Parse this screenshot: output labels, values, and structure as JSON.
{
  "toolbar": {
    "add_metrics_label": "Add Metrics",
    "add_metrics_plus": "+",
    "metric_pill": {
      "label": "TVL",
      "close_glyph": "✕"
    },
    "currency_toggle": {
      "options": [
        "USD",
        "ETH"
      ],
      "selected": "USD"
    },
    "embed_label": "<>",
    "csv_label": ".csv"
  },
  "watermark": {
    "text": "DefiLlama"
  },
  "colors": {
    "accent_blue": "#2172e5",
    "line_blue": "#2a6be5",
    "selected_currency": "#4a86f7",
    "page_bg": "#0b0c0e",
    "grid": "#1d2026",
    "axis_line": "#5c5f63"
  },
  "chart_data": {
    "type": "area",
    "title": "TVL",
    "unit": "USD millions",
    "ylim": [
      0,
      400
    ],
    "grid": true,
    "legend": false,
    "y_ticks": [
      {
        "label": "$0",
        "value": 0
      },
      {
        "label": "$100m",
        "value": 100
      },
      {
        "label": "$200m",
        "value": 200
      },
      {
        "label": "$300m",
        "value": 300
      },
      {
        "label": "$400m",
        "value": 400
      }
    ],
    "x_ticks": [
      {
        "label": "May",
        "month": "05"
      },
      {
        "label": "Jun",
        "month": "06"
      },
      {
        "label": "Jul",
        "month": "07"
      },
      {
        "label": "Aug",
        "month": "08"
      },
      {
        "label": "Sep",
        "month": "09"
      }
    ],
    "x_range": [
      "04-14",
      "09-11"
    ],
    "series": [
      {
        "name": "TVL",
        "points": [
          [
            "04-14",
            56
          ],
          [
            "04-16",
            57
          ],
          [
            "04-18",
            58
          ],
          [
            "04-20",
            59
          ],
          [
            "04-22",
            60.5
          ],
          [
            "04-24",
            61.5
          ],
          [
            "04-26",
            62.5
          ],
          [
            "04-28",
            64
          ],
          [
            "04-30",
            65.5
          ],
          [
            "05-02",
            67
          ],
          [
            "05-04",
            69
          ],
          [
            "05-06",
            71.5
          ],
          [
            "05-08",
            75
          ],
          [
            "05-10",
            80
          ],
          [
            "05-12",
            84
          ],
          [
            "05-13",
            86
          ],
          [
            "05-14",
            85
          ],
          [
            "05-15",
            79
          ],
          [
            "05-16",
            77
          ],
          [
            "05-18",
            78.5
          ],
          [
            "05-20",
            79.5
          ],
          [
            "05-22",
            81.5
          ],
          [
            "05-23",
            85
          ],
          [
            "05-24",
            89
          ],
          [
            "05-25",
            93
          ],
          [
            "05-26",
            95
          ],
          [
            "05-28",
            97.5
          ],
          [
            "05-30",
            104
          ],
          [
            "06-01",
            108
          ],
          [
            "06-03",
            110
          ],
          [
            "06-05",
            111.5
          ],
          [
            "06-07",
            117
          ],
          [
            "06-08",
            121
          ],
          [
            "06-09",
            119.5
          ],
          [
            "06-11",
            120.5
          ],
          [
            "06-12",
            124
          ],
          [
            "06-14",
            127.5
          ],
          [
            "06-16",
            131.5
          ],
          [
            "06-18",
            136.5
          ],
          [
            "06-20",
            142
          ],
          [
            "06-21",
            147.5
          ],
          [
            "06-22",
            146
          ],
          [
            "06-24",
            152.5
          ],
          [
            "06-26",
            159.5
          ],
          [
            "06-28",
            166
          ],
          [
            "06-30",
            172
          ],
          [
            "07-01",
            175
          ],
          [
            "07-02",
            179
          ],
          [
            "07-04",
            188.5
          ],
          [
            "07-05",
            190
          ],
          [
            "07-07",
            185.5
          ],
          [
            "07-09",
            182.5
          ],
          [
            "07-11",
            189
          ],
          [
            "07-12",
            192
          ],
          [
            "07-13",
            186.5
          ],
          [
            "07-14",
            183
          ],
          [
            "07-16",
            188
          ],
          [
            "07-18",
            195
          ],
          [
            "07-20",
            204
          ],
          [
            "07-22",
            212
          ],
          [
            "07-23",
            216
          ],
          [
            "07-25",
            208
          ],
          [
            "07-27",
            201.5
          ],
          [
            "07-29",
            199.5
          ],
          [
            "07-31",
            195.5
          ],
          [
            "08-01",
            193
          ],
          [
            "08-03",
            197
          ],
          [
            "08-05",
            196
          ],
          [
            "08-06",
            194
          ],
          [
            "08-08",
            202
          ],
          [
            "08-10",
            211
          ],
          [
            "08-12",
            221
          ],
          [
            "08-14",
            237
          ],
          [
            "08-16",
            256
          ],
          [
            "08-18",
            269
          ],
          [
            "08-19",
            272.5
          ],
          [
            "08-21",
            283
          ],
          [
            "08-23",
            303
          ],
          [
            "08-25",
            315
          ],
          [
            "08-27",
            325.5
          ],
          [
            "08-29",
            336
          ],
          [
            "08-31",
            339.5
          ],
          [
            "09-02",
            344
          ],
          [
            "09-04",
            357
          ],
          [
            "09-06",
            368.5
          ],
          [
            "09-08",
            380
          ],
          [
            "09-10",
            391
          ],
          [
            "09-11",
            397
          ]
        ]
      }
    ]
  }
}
■ ■ ■ ■ ■
> **WHAT TO DO**
Identify which lines contain the word "month" and copy each one.

> **ANSWER FOR THE TASK**
        "month": "05"
        "month": "06"
        "month": "07"
        "month": "08"
        "month": "09"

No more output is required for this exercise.